__PROBLEM__:
Every entry should be repeated exactly. Omit the pictures.

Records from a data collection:

* * *

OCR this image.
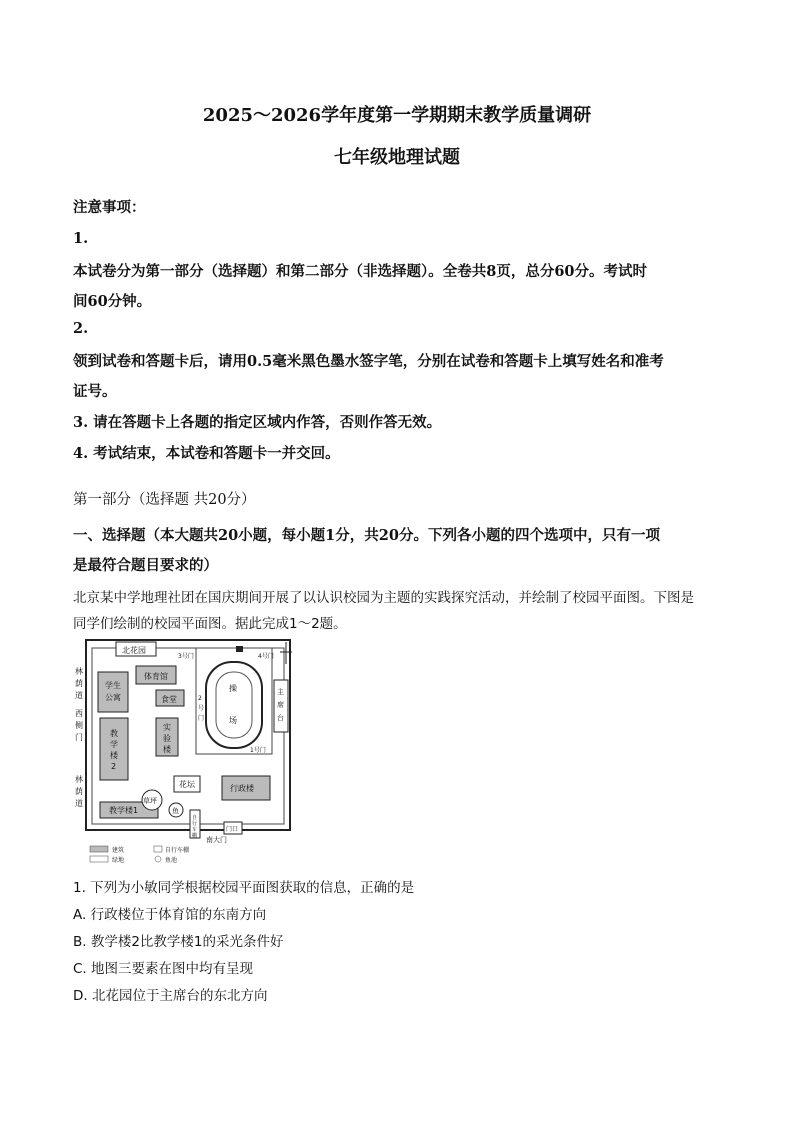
2025～2026学年度第一学期期末教学质量调研
七年级地理试题
注意事项：
1.
本试卷分为第一部分（选择题）和第二部分（非选择题）。全卷共8页，总分60分。考试时
间60分钟。
2.
领到试卷和答题卡后，请用0.5毫米黑色墨水签字笔，分别在试卷和答题卡上填写姓名和准考
证号。
3. 请在答题卡上各题的指定区域内作答，否则作答无效。
4. 考试结束，本试卷和答题卡一并交回。
第一部分（选择题 共20分）
一、选择题（本大题共20小题，每小题1分，共20分。下列各小题的四个选项中，只有一项
是最符合题目要求的）
北京某中学地理社团在国庆期间开展了以认识校园为主题的实践探究活动，并绘制了校园平面图。下图是
同学们绘制的校园平面图。据此完成1～2题。
北花园
体育馆
食堂
学生
公寓
实
验
楼
教
学
楼
2
教学楼1
行政楼
草坪
花坛
鱼
操
场
主
席
台
林
荫
道
西
侧
门
林
荫
道
3号门
2
号
门
4号门
1号门
门口
自
行
车
棚 南大门
建筑	自行车棚
绿地	鱼池
1. 下列为小敏同学根据校园平面图获取的信息，正确的是
A. 行政楼位于体育馆的东南方向
B. 教学楼2比教学楼1的采光条件好
C. 地图三要素在图中均有呈现
D. 北花园位于主席台的东北方向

* * *

__FULL OUTPUT__:
OCR this image.
2025～2026学年度第一学期期末教学质量调研
七年级地理试题
注意事项：
1.
本试卷分为第一部分（选择题）和第二部分（非选择题）。全卷共8页，总分60分。考试时
间60分钟。
2.
领到试卷和答题卡后，请用0.5毫米黑色墨水签字笔，分别在试卷和答题卡上填写姓名和准考
证号。
3. 请在答题卡上各题的指定区域内作答，否则作答无效。
4. 考试结束，本试卷和答题卡一并交回。
第一部分（选择题 共20分）
一、选择题（本大题共20小题，每小题1分，共20分。下列各小题的四个选项中，只有一项
是最符合题目要求的）
北京某中学地理社团在国庆期间开展了以认识校园为主题的实践探究活动，并绘制了校园平面图。下图是
同学们绘制的校园平面图。据此完成1～2题。
北花园
体育馆
食堂
学生
公寓
实
验
楼
教
学
楼
2
教学楼1
行政楼
草坪
花坛
鱼
操
场
主
席
台
林
荫
道
西
侧
门
林
荫
道
3号门
2
号
门
4号门
1号门
门口
自
行
车
棚 南大门
建筑	自行车棚
绿地	鱼池
1. 下列为小敏同学根据校园平面图获取的信息，正确的是
A. 行政楼位于体育馆的东南方向
B. 教学楼2比教学楼1的采光条件好
C. 地图三要素在图中均有呈现
D. 北花园位于主席台的东北方向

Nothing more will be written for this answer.